====== SELECTED EXTRACT

# Segmenting and Clustering Neighborhoods in Toronto

Mario Ambrosino. 2019/05/04.

## Goal

Use the Notebook to build the code to scrape the following Wikipedia page, https://en.wikipedia.org/wiki/List_of_postal_codes_of_Canada:_M, in order to obtain the data that is in the table of postal codes and to transform the data into a pandas dataframe like the one shown below:

In [1]:
# Libraries
import requests
from bs4 import BeautifulSoup
import pandas as pd

In [2]:
# Import HTML Table from Wikipedia
wiki_url = "https://en.wikipedia.org/wiki/List_of_postal_codes_of_Canada:_M"
req = requests.get(wiki_url)
soup = BeautifulSoup(req.content, 'lxml')
table_classes = {"class": ["sortable", "plainrowheaders"]}
wiki_table = soup.find("table", table_classes)

In [3]:
# Create raw data frame from HTML table

html_table = wiki_table.prettify()
raw_data = pd.read_html(html_table)
df = raw_data[0]
df.head(12)

Unnamed: 0,Postcode,Borough,Neighbourhood
0,M1A,Not assigned,Not assigned
1,M2A,Not assigned,Not assigned
2,M3A,North York,Parkwoods
3,M4A,North York,Victoria Village
4,M5A,Downtown Toronto,Harbourfront
5,M5A,Downtown Toronto,Regent Park
6,M6A,North York,Lawrence Heights
7,M6A,North York,Lawrence Manor
8,M7A,Queen's Park,Not assigned
9,M8A,Not assigned,Not assigned


In [4]:
# Filters the dataframe with the assigment prescription:

# Drop out the "Not assigned" Borough:
f1_df = df[df['Borough'] != "Not assigned"]

# join same postcode neighbourhood:
f2_df = pd.DataFrame()
# generate the index of the final table
unique_postcode = f1_df["Postcode"].unique()

for pc in unique_postcode:
    c_borough = f1_df[f1_df["Postcode"] == pc]["Borough"].unique()[0]
    c_neigh = ", ".join(f1_df[f1_df["Postcode"]==pc]["Neighbourhood"].values)
    # Use "Borough" when "Neighbourhood" is Not Assigned
    if c_neigh == "Not assigned":
        c_neigh = c_borough
    f2_df = f2_df.append({"Postcode" : pc, 
                          "Borough" : c_borough, 
                          "Neighbourhood": c_neigh}, ignore_index=True)    
f2_df.set_index("Postcode", inplace = True)


In [5]:
# Show the result
f2_df.to_csv("toronto.csv")
f2_df

Unnamed: 0_level_0,Borough,Neighbourhood
Postcode,Unnamed: 1_level_1,Unnamed: 2_level_1
M3A,North York,Parkwoods
M4A,North York,Victoria Village
M5A,Downtown Toronto,"Harbourfront, Regent Park"
M6A,North York,"Lawrence Heights, Lawrence Manor"
M7A,Queen's Park,Queen's Park
M9A,Etobicoke,Islington Avenue
M1B,Scarborough,"Rouge, Malvern"
M3B,North York,Don Mills North
M4B,East York,"Woodbine Gardens, Parkview Hill"
M5B,Downtown Toronto,"Ryerson, Garden District"


In [6]:
f2_df.shape

(103, 2)

============
====== DATASET EXTRACT

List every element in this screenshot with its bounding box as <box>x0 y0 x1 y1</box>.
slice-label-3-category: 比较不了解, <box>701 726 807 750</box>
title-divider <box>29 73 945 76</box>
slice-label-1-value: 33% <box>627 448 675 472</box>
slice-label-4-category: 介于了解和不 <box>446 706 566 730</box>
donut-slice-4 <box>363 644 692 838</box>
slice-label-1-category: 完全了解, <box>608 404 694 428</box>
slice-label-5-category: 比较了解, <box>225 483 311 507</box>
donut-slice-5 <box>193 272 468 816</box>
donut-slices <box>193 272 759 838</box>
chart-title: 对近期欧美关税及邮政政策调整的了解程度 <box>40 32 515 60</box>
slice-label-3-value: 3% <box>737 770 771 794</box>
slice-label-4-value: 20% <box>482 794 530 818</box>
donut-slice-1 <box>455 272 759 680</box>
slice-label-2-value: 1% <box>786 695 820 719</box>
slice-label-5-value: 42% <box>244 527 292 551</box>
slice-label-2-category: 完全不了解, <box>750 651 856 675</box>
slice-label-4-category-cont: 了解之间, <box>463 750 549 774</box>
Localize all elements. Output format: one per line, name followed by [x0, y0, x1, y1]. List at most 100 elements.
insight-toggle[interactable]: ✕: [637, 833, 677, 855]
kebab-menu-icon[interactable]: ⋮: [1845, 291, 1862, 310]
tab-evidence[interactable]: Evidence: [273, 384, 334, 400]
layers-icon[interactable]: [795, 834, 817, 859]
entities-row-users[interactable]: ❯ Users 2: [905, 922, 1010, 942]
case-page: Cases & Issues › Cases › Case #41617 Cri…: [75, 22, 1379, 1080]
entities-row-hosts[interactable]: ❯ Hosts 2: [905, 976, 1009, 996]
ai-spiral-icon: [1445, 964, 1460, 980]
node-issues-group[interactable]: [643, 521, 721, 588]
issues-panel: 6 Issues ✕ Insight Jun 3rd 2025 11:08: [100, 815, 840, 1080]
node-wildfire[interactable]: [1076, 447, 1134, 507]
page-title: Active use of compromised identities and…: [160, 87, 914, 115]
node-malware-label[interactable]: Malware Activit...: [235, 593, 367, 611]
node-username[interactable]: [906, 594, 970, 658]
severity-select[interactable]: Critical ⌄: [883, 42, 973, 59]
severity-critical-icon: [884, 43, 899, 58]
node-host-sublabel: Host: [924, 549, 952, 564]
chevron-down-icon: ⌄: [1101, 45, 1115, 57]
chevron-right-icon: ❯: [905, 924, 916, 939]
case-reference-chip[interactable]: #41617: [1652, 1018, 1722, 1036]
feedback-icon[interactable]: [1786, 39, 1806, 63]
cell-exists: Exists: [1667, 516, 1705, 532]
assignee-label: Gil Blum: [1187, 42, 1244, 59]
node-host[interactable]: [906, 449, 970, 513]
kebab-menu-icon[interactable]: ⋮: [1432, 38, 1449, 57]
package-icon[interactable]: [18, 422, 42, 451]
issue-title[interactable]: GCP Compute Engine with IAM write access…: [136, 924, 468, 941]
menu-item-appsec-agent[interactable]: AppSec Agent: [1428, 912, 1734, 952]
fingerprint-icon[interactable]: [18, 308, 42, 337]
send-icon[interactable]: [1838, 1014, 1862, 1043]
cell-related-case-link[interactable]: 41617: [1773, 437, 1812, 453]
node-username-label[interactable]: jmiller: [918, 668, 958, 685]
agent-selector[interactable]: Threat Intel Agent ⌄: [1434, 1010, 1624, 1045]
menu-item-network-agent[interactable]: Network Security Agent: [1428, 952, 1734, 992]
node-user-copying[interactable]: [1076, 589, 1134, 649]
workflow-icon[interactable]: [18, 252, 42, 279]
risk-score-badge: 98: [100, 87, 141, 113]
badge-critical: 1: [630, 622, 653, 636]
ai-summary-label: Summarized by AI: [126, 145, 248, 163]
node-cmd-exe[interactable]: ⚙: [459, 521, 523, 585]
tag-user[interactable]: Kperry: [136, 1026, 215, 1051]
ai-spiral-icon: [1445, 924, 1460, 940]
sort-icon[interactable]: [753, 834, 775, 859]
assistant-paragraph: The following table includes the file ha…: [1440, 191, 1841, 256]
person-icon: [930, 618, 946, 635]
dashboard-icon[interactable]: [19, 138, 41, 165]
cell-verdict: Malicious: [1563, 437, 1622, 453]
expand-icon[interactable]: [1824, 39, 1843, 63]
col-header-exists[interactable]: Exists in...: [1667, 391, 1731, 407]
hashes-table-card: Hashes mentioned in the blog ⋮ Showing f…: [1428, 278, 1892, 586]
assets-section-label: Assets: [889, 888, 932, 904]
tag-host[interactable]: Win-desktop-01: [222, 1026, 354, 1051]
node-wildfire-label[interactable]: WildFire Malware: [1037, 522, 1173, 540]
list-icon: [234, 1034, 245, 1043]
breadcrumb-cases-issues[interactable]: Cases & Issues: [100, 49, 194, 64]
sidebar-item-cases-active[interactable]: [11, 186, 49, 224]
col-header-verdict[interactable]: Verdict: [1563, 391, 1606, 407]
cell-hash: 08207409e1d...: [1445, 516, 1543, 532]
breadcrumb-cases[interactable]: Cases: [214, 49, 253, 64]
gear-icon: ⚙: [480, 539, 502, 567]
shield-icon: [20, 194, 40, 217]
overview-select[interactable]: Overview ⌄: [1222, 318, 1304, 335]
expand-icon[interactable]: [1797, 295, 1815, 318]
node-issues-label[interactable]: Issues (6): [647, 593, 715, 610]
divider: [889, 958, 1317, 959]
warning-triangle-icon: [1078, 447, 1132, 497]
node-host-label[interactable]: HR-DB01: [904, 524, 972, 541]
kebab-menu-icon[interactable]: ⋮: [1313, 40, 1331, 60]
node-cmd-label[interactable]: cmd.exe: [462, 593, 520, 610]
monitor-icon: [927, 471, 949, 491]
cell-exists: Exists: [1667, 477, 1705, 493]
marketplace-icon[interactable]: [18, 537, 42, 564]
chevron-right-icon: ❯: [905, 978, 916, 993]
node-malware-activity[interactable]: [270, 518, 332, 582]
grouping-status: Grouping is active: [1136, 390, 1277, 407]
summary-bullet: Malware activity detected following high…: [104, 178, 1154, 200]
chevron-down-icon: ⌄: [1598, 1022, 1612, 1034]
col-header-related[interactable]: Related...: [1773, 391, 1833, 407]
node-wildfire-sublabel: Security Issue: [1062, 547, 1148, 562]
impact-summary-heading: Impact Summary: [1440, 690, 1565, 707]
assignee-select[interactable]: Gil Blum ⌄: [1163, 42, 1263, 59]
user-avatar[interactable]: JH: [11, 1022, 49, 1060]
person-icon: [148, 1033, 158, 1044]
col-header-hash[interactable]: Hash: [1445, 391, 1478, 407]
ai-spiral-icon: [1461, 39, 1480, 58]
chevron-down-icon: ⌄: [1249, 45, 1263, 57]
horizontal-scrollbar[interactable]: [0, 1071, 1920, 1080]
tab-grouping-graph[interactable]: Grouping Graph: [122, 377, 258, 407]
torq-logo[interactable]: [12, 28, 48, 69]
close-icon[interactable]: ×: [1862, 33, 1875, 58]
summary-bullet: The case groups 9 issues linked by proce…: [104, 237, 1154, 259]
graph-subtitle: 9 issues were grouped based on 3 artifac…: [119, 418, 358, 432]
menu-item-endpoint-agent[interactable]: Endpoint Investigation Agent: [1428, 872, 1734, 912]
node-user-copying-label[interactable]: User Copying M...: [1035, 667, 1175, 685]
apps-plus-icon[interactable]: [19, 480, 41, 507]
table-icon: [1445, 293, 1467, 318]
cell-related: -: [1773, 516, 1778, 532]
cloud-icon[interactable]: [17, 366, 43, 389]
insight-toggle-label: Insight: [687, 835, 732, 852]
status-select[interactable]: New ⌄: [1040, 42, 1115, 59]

============

### GOAL 1
Reproduce the part of the Toronto postal code notebook between "soup = BeautifulSoup(req.content, 'lxml')" and "html_table = wiki_table.prettify()", inclusive.
### GOAL 2
In the Toronto postal code notebook, what value is used for a neighbourhood listed as "Not assigned"?
The lines after the Toronto postal code notebook are separate material with no connection to it.

### OUTPUT 1
soup = BeautifulSoup(req.content, 'lxml')
table_classes = {"class": ["sortable", "plainrowheaders"]}
wiki_table = soup.find("table", table_classes)

In [3]:
# Create raw data frame from HTML table

html_table = wiki_table.prettify()

### OUTPUT 2
The borough.